* **GIVEN INSTRUCTION**: Count every line below that contains "Dental", then state the total with no other output.

====== RECORDS SUPPLIED

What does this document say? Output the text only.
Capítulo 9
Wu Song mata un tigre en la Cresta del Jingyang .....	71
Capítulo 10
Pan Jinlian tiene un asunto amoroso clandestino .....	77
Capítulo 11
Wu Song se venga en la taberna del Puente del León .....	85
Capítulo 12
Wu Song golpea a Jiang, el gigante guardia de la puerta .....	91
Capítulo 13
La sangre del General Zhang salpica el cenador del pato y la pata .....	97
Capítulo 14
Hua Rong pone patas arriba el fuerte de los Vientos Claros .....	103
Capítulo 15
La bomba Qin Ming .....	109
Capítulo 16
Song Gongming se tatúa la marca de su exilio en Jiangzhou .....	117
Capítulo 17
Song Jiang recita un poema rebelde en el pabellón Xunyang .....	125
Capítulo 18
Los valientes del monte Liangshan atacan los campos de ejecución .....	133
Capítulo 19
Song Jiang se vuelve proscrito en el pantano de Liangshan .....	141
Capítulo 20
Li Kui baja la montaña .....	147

============
====== RECORDS SUPPLIED

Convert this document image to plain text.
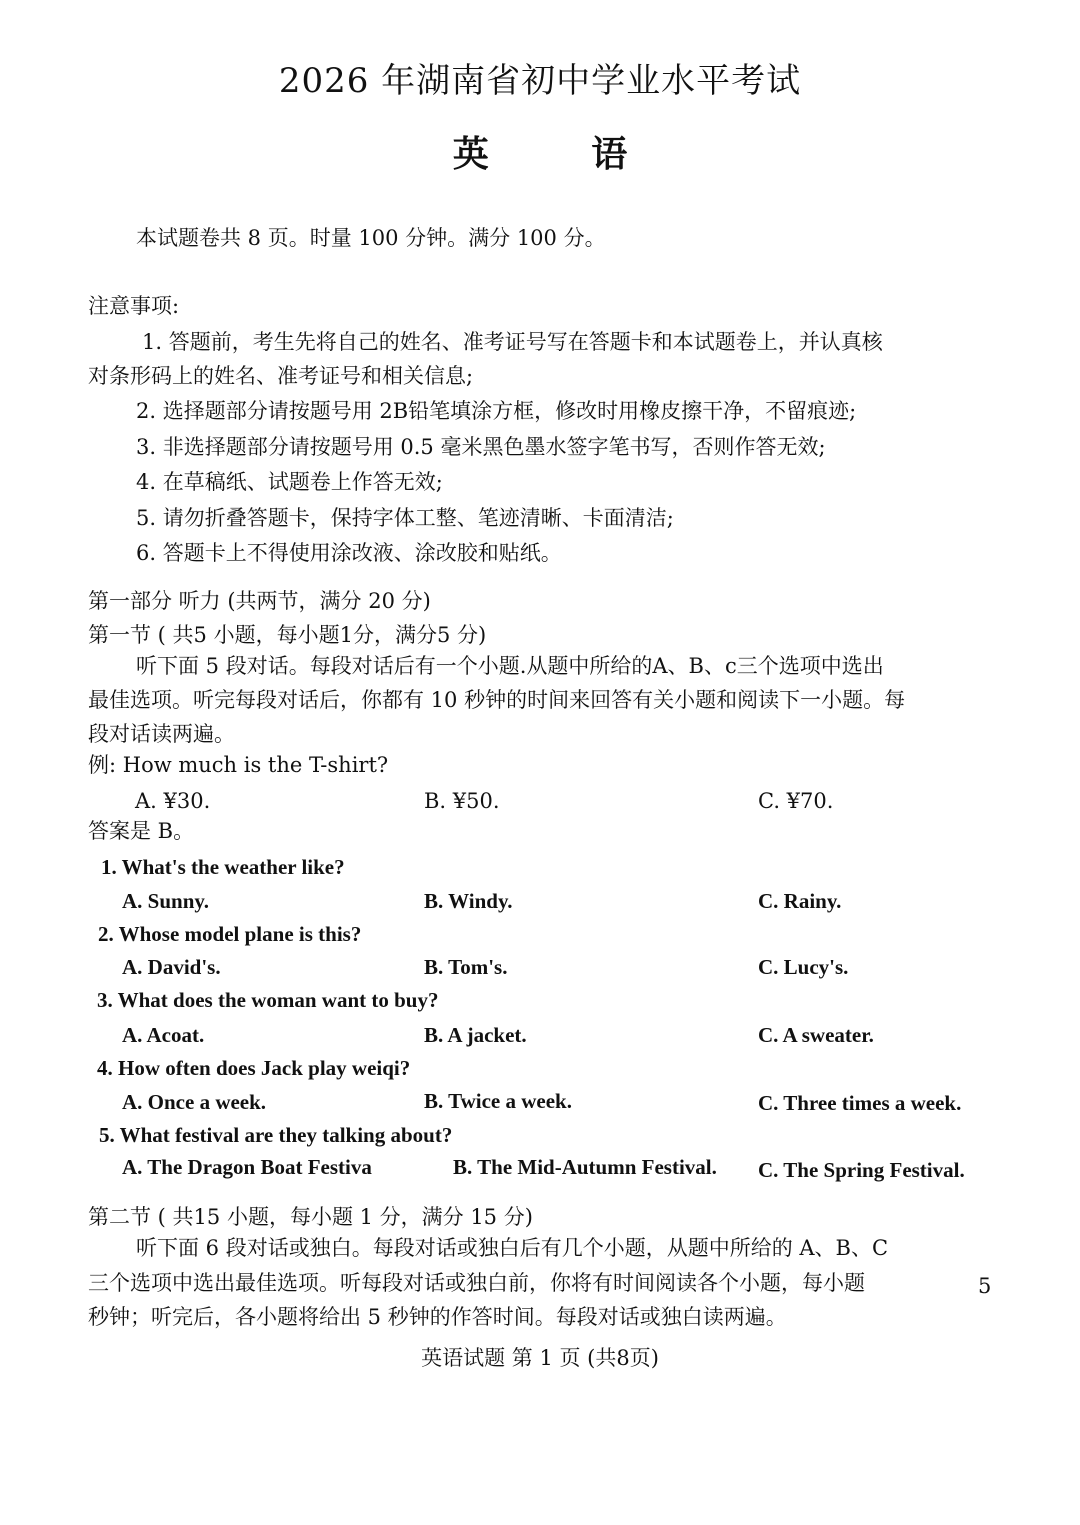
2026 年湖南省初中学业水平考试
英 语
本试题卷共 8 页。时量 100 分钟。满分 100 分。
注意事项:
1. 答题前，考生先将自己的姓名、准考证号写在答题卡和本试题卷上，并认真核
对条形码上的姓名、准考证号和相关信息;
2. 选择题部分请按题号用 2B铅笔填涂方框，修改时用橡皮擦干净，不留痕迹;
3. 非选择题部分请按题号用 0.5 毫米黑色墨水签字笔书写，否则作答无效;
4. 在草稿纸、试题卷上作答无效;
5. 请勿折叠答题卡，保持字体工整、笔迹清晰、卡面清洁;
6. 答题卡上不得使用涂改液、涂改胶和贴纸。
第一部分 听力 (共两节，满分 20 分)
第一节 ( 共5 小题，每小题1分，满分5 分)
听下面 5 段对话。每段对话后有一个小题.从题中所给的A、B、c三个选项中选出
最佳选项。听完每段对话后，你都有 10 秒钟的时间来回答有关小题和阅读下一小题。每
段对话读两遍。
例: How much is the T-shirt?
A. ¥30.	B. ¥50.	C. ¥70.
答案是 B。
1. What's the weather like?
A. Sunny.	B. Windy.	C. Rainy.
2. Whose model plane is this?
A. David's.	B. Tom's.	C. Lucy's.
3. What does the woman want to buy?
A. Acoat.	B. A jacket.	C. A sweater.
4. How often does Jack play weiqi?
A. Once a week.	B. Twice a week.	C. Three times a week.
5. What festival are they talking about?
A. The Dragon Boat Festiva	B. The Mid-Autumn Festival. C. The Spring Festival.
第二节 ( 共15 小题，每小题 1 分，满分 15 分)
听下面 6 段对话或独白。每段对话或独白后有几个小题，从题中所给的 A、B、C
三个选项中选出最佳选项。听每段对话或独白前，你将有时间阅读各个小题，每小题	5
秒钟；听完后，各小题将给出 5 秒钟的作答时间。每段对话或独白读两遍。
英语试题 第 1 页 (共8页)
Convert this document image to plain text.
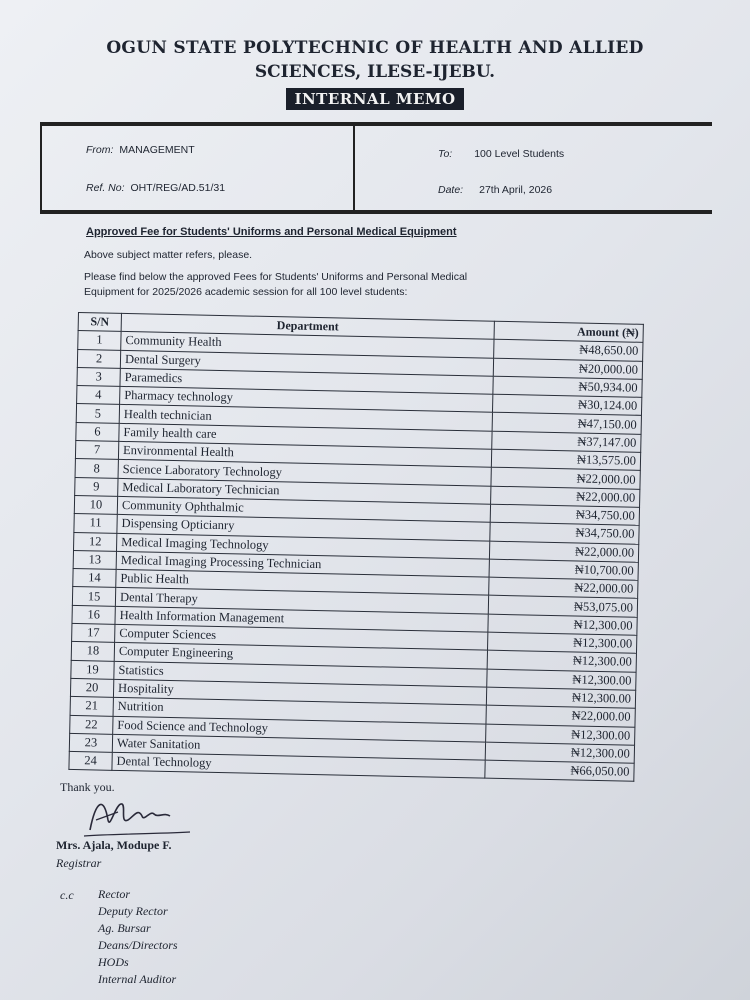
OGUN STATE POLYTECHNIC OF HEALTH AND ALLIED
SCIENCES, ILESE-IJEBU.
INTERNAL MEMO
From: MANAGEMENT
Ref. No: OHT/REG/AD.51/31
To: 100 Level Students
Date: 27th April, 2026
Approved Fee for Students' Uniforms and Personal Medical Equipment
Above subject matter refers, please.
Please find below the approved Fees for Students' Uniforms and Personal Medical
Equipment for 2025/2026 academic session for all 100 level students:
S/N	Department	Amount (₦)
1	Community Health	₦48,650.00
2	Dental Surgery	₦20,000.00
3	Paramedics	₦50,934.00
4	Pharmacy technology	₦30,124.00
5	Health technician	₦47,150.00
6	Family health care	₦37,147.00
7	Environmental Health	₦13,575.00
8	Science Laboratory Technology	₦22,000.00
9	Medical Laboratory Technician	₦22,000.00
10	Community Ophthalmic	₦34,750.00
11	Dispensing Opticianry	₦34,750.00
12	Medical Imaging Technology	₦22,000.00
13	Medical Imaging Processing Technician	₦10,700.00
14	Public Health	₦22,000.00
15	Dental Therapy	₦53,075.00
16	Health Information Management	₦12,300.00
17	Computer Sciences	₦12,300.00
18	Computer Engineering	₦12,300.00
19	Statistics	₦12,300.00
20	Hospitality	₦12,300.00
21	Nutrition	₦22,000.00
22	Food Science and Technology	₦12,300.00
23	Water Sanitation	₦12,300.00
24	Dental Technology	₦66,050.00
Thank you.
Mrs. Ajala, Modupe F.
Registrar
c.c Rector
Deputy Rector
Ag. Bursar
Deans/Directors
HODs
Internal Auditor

============
====== RECORDS SUPPLIED

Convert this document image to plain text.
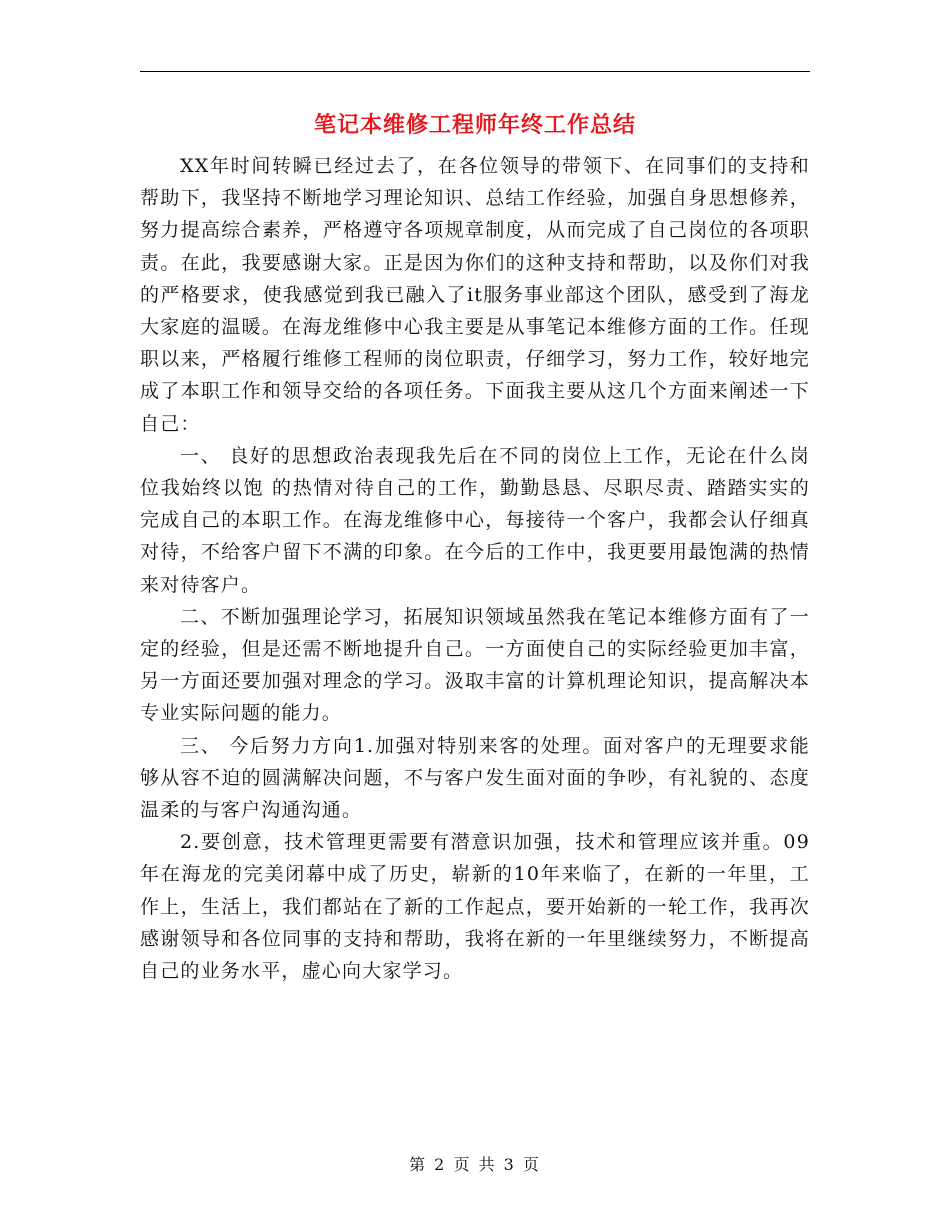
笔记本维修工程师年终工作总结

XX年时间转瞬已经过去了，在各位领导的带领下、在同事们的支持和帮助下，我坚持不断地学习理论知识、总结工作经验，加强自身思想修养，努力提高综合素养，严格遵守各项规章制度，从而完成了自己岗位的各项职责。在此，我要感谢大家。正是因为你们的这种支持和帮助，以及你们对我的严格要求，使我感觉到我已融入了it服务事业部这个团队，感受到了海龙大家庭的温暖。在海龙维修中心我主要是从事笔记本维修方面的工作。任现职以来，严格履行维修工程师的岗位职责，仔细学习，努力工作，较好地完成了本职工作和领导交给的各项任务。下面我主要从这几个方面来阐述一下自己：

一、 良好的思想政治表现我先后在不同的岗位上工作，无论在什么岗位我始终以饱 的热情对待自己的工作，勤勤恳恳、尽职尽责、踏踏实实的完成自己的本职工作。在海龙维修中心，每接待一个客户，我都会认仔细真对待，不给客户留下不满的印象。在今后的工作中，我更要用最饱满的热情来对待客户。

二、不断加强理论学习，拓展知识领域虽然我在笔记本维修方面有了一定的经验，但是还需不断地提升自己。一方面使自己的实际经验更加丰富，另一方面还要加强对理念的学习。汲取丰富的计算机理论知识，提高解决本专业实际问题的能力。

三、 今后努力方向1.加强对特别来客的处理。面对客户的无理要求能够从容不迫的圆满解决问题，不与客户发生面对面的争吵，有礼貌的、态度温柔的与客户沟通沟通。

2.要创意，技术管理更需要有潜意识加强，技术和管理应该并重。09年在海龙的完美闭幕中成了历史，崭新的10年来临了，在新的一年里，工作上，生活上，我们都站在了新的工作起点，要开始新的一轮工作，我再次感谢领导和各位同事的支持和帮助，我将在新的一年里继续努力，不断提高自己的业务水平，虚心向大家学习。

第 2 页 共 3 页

============

* **SOLUTION FOR THIS TASK**: 3